Dalam memilih Muhammad sebagai suaminya, Khadijah menunjukkan kebebasannya yang sangat besar dalam memilih. Ia pun menunjukkan kemampuannya untuk mandiri dari pengaruh pandangan dominan di masyarakatnya. Daripada mengacu pada status sosial, ekonomi, dan politik sebagai landasan untuk melamar Muhammad, Khadijah menilai sifat pribadinya. Sifat Muhammad yang jujur, mampu menjaga amanat, dan berakhlak mulia mengesankan Khadijah. Sebagaimana paparan Razwy, "Kinerja Muhammad yang efisien dan kecakapan bisnis beliau yang hebat ketika beliau bekerja di perusahaan dagang Khadijah sebenarnya merupakan salah satu dari alasan-alasan utama mengapa Khadijah terpikat pada beliau." Beliau dikenal sebagai orang yang terpercaya (al-Amin), sebuah pengakuan akan kepribadian beliau yang terpercaya. Watak kepribadian altruistik Muhammad itu berbeda dari perilaku orang Arab pada umumnya.

Pilihan Khadijah itu revolusioner karena penilaian watak kepribadian batiniah sebagai alasan untuk mengembangkan hubungan pernikahan itu tidak populer bagi seorang kelas-atas, wanita Arab kaya-raya, pada masa tersebut. Selain itu, walau struktur kekeluargaannya matrilineal, pandangan-pandangan patriarkal mendominasi hubungan-hubungan yang lebih luas, yaitu sosial, politik, dan ekonomi. Umpamanya, seorang ayah bahkan bisa membunuh putrinya dalam rangka menjaga kehormatan keluarga sebagaimana dapat kita saksikan dari kisah 'Umar bin Khatthab sebelum ia masuk Islam.

Tindakan revolusioner kedua dari Khadijah adalah bahwa ia merupakan orang pertama yang masuk Islam sesudah Nabi Muhammad. Lagi-lagi, ia melawan arus kepercayaan umum masyarakat Arab. Sesungguhnya, sangatlah sulit untuk menjadi orang pertama yang beriman. Khadijah harus menghadapi ancaman-ancaman dari para anggota masyarakat. Kepercayaan barunya tidak hanya bertentangan dengan kepercayaan tradisional, tetapi juga menantang aturan politik dan ekonomi. Di bawah ajaran Islam, keuntungan politik, sosial, dan ekonomi itu bermanfaat hanya bila mereka berdedikasi demi keadilan, kesetaraan, dan kemanusiaan diantara orang-orang. Hal ini secara langsung menantang posisi-posisi anggota masyarakat yang berkuasa dan memicu kemarahan mereka terhadap siapa pun yang berusaha menyiarkan kepercayaan Islam.

Data Tercatat:

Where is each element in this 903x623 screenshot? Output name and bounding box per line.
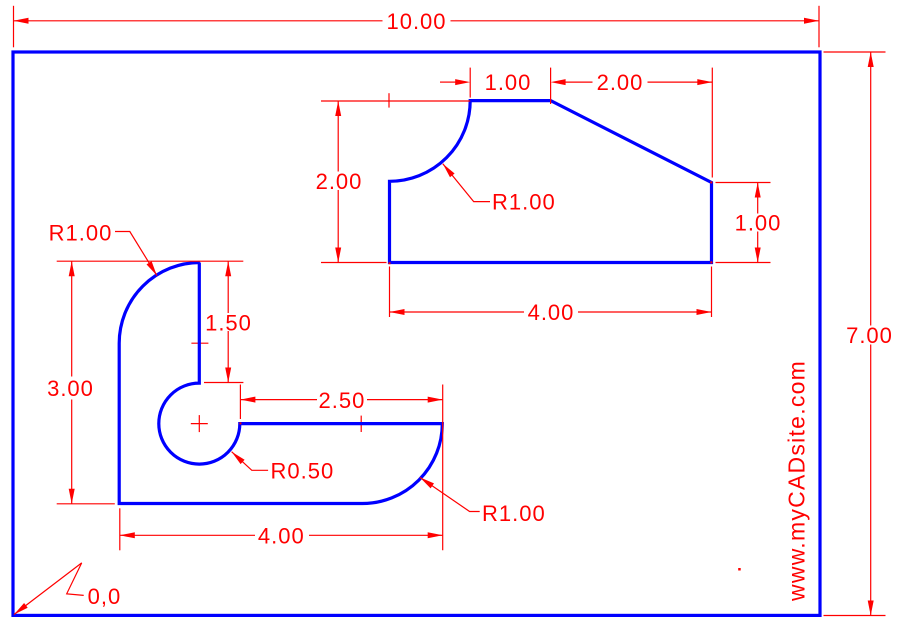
dim 2.00 top ext left bbox=[550, 68, 552, 104]
dim 1.00 right ext top bbox=[716, 182, 771, 184]
dim 4.00 bottom line bbox=[120, 534, 255, 536]
svg-text:3.00: 3.00 bbox=[47, 376, 94, 401]
dim 7.00 arrows bbox=[868, 52, 874, 67]
dim 1.50 arrows bbox=[225, 261, 231, 276]
dim 10.00 ext left bbox=[13, 6, 15, 48]
part outline top-right bbox=[390, 101, 712, 263]
dim 10.00 line bbox=[14, 20, 383, 22]
svg-text:2.00: 2.00 bbox=[597, 70, 644, 95]
dim 2.50 line bbox=[240, 399, 317, 401]
dim 3.00 arrows bbox=[69, 261, 75, 276]
dim 1.00 right ext bottom bbox=[716, 262, 771, 264]
dim 2.00 left line bbox=[337, 101, 339, 172]
defpoint dots bbox=[389, 262, 391, 264]
dim 2.00 left arrows bbox=[335, 101, 341, 116]
svg-text:R1.00: R1.00 bbox=[49, 220, 113, 245]
dim 1.50 ext bottom bbox=[204, 382, 243, 384]
dim 3.00 ext top (merged with 1.50) bbox=[57, 260, 244, 262]
svg-text:1.50: 1.50 bbox=[205, 310, 252, 335]
dim 3.00 line bbox=[71, 261, 73, 376]
dim 2.00 left ext bottom bbox=[321, 262, 387, 264]
svg-text:1.00: 1.00 bbox=[735, 211, 782, 236]
dim 2.50 ext left bbox=[239, 385, 241, 420]
leader 0,0 origin bbox=[14, 603, 28, 615]
dim 4.00 top-shape arrows bbox=[390, 309, 405, 315]
svg-text:R0.50: R0.50 bbox=[271, 458, 335, 483]
leader R1.00 top shape bbox=[443, 164, 455, 178]
dim 7.00 ext top bbox=[824, 51, 886, 53]
svg-text:www.myCADsite.com: www.myCADsite.com bbox=[784, 360, 810, 602]
svg-text:4.00: 4.00 bbox=[258, 523, 305, 548]
dim 1.00 right arrows bbox=[755, 183, 761, 198]
dim 1.50 line bbox=[227, 261, 229, 313]
svg-text:R1.00: R1.00 bbox=[492, 190, 556, 215]
dim 4.00 top-shape line bbox=[390, 311, 525, 313]
leader R0.50 bbox=[232, 452, 245, 464]
part outline bottom-left bbox=[119, 263, 442, 504]
dim 10.00 arrows bbox=[14, 18, 29, 24]
dim 4.00 bottom arrows bbox=[120, 532, 135, 538]
dim 4.00 top-shape ext left bbox=[389, 267, 391, 318]
svg-text:2.50: 2.50 bbox=[318, 388, 365, 413]
stray point bbox=[738, 568, 741, 571]
svg-text:0,0: 0,0 bbox=[88, 584, 122, 609]
dim 2.00 top ext right bbox=[711, 68, 713, 178]
dim 2.00 top arrows and line bbox=[551, 79, 566, 85]
center mark tick arc R1 top shape bbox=[388, 93, 390, 107]
svg-text:2.00: 2.00 bbox=[316, 169, 363, 194]
dim 10.00 ext right bbox=[818, 6, 820, 48]
center mark + circle R0.5 bbox=[191, 423, 208, 425]
dim 2.00 left ext top bbox=[321, 100, 470, 102]
svg-text:10.00: 10.00 bbox=[386, 9, 446, 34]
svg-text:R1.00: R1.00 bbox=[482, 501, 546, 526]
svg-text:4.00: 4.00 bbox=[528, 300, 575, 325]
dim 7.00 ext bottom bbox=[824, 615, 886, 617]
dim 1.00 right line bbox=[757, 183, 759, 214]
dim 1.00 top ext bbox=[469, 68, 471, 98]
center mark + fillet R1 bbox=[191, 342, 208, 344]
dim 7.00 line bbox=[870, 52, 872, 326]
svg-text:7.00: 7.00 bbox=[846, 323, 893, 348]
dim 3.00 ext bottom bbox=[57, 503, 115, 505]
center mark tick arc R1 bottom shape bbox=[360, 416, 362, 432]
dim 4.00 bottom ext left bbox=[119, 508, 121, 550]
svg-text:1.00: 1.00 bbox=[485, 70, 532, 95]
dim 4.00 top-shape ext right bbox=[711, 267, 713, 318]
leader R1.00 bottom-right bbox=[420, 477, 434, 488]
dim 1.00 top arrow line bbox=[440, 81, 456, 83]
dim 2.50 arrows bbox=[240, 397, 255, 403]
dim 2.50 / 4.00 shared ext right bbox=[442, 385, 444, 551]
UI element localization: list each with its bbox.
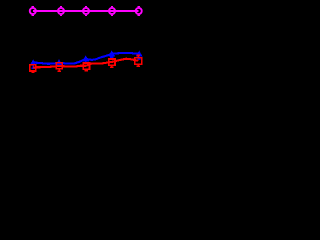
magenta error bars [32,7,140,16]
blue error bars (visible lower parts) [32,54,141,68]
red squares [30,58,142,71]
red line [33,59,138,68]
blue triangles [30,50,143,65]
magenta circle faces (occlude bars) [30,8,142,14]
magenta line [33,10,139,12]
magenta circle rings [30,8,142,14]
red error bars (visible below-square parts; cluster5 upper cap) [31,55,140,72]
blue line [33,53,139,64]
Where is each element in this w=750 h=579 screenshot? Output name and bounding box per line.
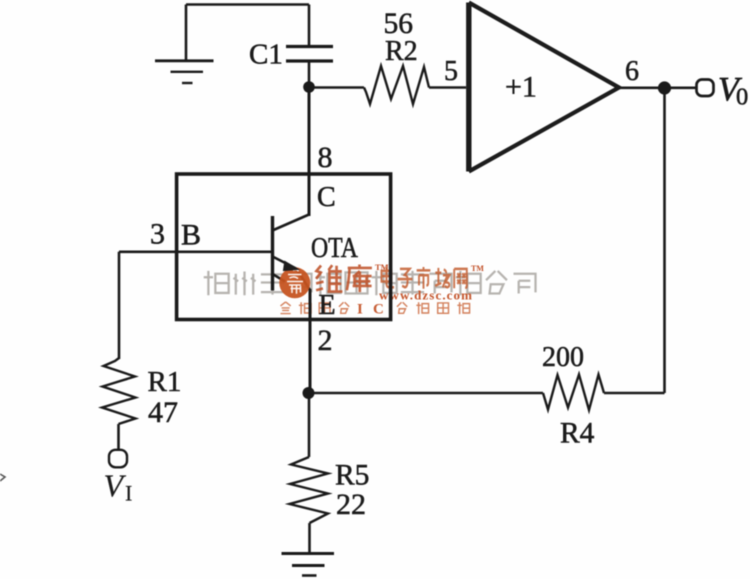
transistor Q1 emitter arrowhead: [284, 262, 298, 270]
wire node C to R4: [309, 392, 543, 395]
wire ground drop: [185, 5, 188, 61]
terminal V0 open circle: [697, 80, 714, 97]
resistor R1: [102, 358, 136, 424]
svg-text:3: 3: [150, 218, 165, 251]
resistor R4: [543, 375, 604, 411]
wire R1 to terminal V1: [117, 424, 120, 450]
OTA box U2: [177, 174, 391, 320]
ground top-left: [155, 61, 214, 83]
svg-text:22: 22: [336, 488, 366, 521]
transistor Q1 bar: [271, 216, 274, 291]
svg-text:R5: R5: [335, 460, 369, 492]
wire R4 right to corner: [604, 392, 665, 395]
wire C1 bottom lead to node A: [308, 62, 311, 87]
wire output vertical down right side: [663, 88, 666, 393]
wire pin 3 vertical down to R1: [118, 252, 121, 359]
wire pin 8 node A to OTA box: [308, 88, 311, 217]
wire node A to R2: [309, 86, 364, 89]
watermark logo circle: [279, 267, 310, 298]
svg-text:+1: +1: [505, 71, 537, 104]
svg-text:5: 5: [444, 56, 458, 87]
op-amp U1 buffer: [469, 3, 619, 172]
ground bottom: [282, 554, 335, 576]
node B output junction dot: [658, 81, 671, 94]
transistor Q1 second emitter stroke: [273, 274, 286, 282]
svg-text:R4: R4: [560, 418, 595, 450]
svg-text:2: 2: [318, 324, 333, 357]
wire top horizontal from ground to C1: [186, 3, 309, 6]
wire base pin 3 out of box: [119, 251, 178, 254]
wire op-amp output pin 6 to terminal: [619, 87, 696, 90]
svg-text:6: 6: [625, 56, 639, 87]
watermark red slogan 全球最大IC采购网站: [280, 302, 349, 314]
transistor Q1 collector diagonal: [274, 215, 310, 231]
svg-text:R2: R2: [385, 36, 418, 67]
node C feedback junction dot: [303, 387, 315, 399]
wire pin 2 below OTA to node C: [309, 289, 312, 393]
svg-text:B: B: [181, 219, 201, 252]
watermark red brand 维库: [316, 265, 372, 293]
wire R2 to op-amp pin 5: [429, 86, 466, 89]
svg-text:www.dzsc.com: www.dzsc.com: [379, 288, 473, 303]
svg-text:200: 200: [542, 342, 584, 373]
svg-text:E: E: [319, 290, 336, 321]
wire R5 to ground: [308, 523, 311, 552]
wire C1 top lead: [308, 5, 311, 46]
edge artifact left: [0, 474, 5, 481]
wire node C to R5: [308, 393, 311, 457]
svg-text:C: C: [317, 182, 336, 213]
svg-text:C1: C1: [249, 39, 283, 71]
capacitor C1: [286, 47, 333, 62]
resistor R5: [290, 457, 329, 523]
svg-text:8: 8: [318, 141, 333, 174]
terminal V1 open circle: [109, 450, 127, 468]
svg-text:0: 0: [736, 84, 748, 111]
svg-text:C: C: [373, 302, 384, 318]
resistor R2: [364, 66, 429, 104]
svg-text:I: I: [125, 481, 132, 506]
svg-text:TM: TM: [471, 264, 484, 273]
svg-text:OTA: OTA: [311, 233, 358, 264]
watermark gray text 杭州维库信息技术有限公司: [204, 271, 536, 295]
svg-text:I: I: [357, 302, 363, 318]
node A junction dot: [303, 81, 315, 93]
transistor Q1 base line: [178, 251, 271, 254]
watermark red 电子市场网: [381, 267, 466, 289]
svg-text:R1: R1: [148, 366, 182, 398]
svg-text:47: 47: [148, 396, 178, 429]
svg-text:V: V: [104, 468, 127, 504]
transistor Q1 emitter line: [273, 257, 311, 291]
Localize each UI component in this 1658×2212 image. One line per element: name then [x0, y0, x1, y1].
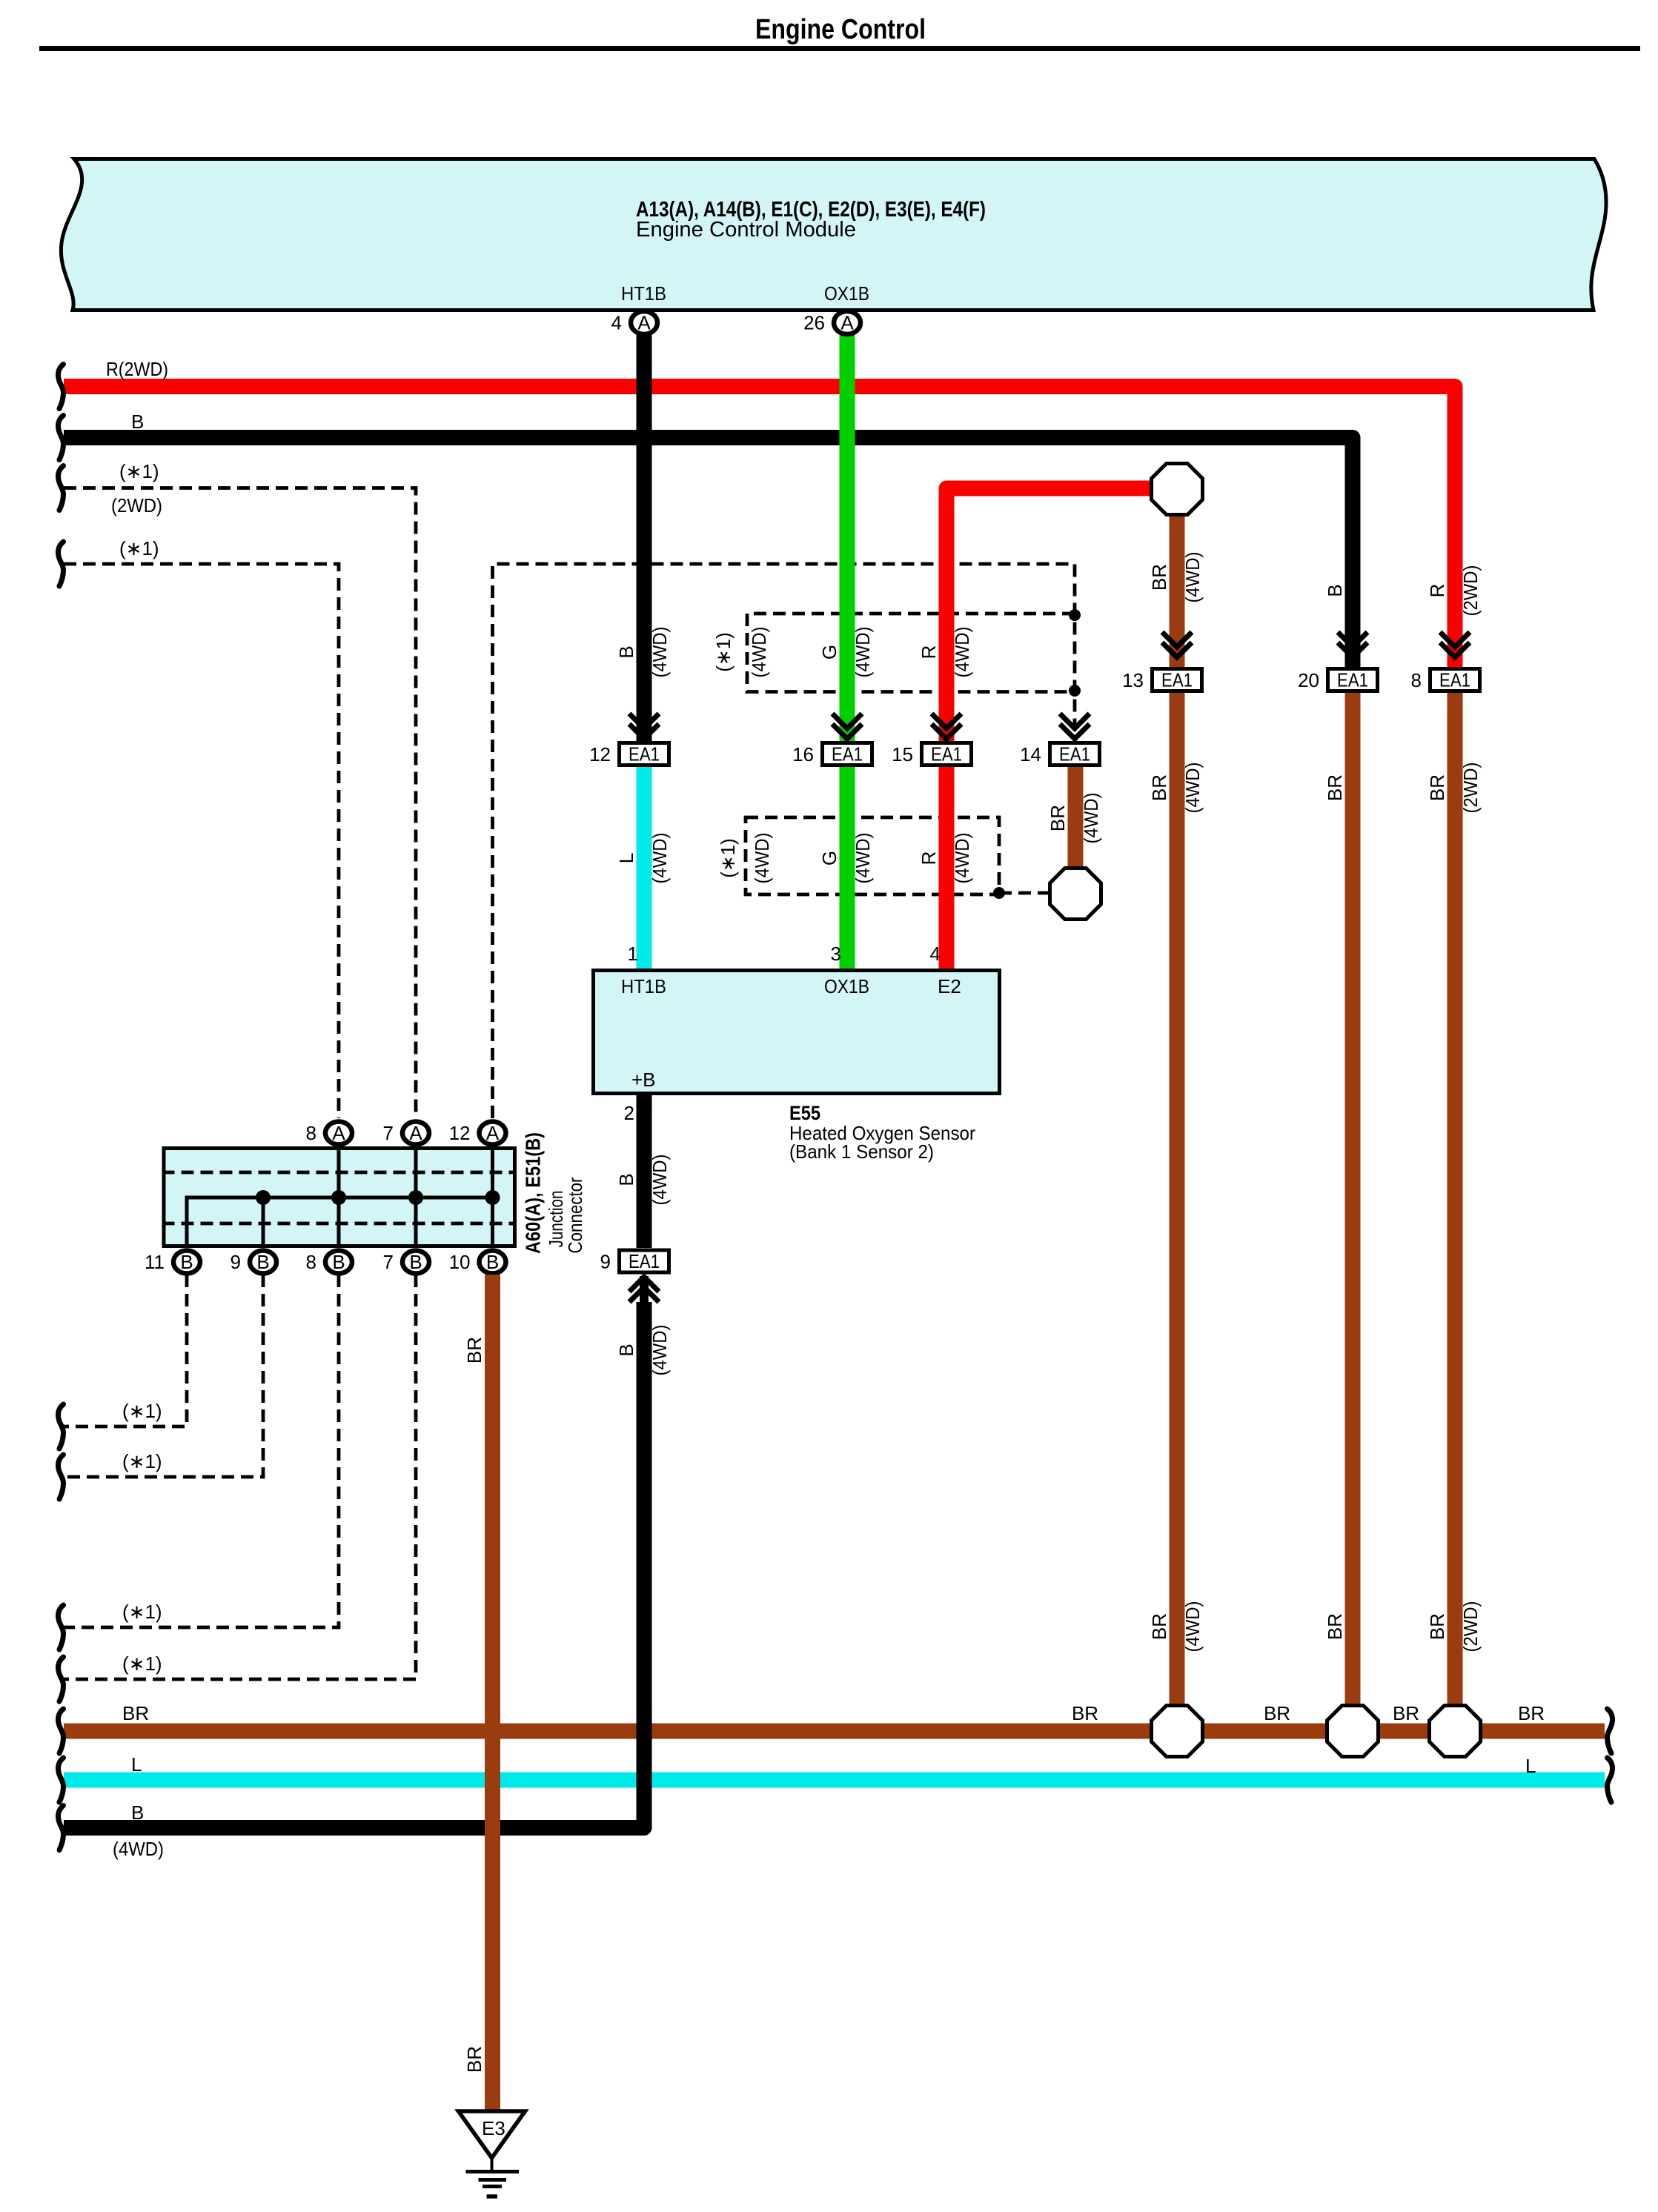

Petunjuk:
• a. Dalam teks tentang Khadijah, julukan apa yang dikenal untuk Muhammad sebagai pengakuan atas kepribadiannya yang terpercaya?
• b. Lanjutkan teks tentang Khadijah setelah kalimat terakhirnya.

Jawaban Tugas:
• a. Al-Amin.

• b.
Hal signifikan ketiga mengenai Khadijah adalah bahwa selama 25 tahun perkawinannya dengan Muhammad, ia merupakan satu-satunya istri, dan beliau tetap menduda selama tiga tahun selepas kematian Khadijah. Wafatnya Khadijah menyebabkan bencana besar dalam kehidupan Muhammad dan dikenal sebagai tahun duka (‘am al-huzn).

Selama hidup bersama dengan Muhammad, Khadijah memiliki pengaruh besar dan dahsyat terhadap beliau. Bukti betapa pentingnya Khadijah bagi stabilitas psikologis Muhammad tampak ketika Muhammad menerima wahyu pertama. Konon Muhammad sangat ketakutan dan sakit selama beberapa hari. Pada waktu itu, Khadijah dengan lembut merawat Muhammad dan mendukung beliau. Ia menghibur beliau ketika beliau mengkhawatirkan apa yang akan terjadi kalau orang-orang Quraisy tahu tentang peristiwa pewahyuan itu. Bahkan, ia meyakinkan Muhammad untuk percaya diri, dan ia pun menyatakan dirinya sendiri pengikut kepercayaan Muhammad (mu'minah).

Selain itu, Khadijah memberi dukungan finansial yang kuat kepada Muhammad dan gerakan dakwah beliau. Ia tidak peduli bahwa sumbangannya bisa memicu kemarahan kaum Quraisy. Dalam keadaan-keadaan begini, Muhammad menolak poligami walau diizinkan dalam masyarakatnya. Dalam perannya selaku istri Nabi Muhammad, Khadijah mempertahankan hubungan tatapmuka dengan posisi yang setara dengan suaminya. Ia bisa saja dikatakan sadar bahwa rumahtangganya juga bersifat politis. Dalam perspektif feminis, hal ini terungkap dalam semboyan, "yang personal itu bersifat politis". Menurut konsep ini, hubungan biasa dalam kehidupan sehari-hari itu merupakan bagian yang signifikan dari politik dalam hal memperkuat posisi tawar wanita terhadap pria atau pun terhadap kekuasaan-kekuasaan patriarki. Dengan jalan ini, Khadijah menyediakan model inspirasi untuk pemberdayaan perempuan di alam rumahtangga.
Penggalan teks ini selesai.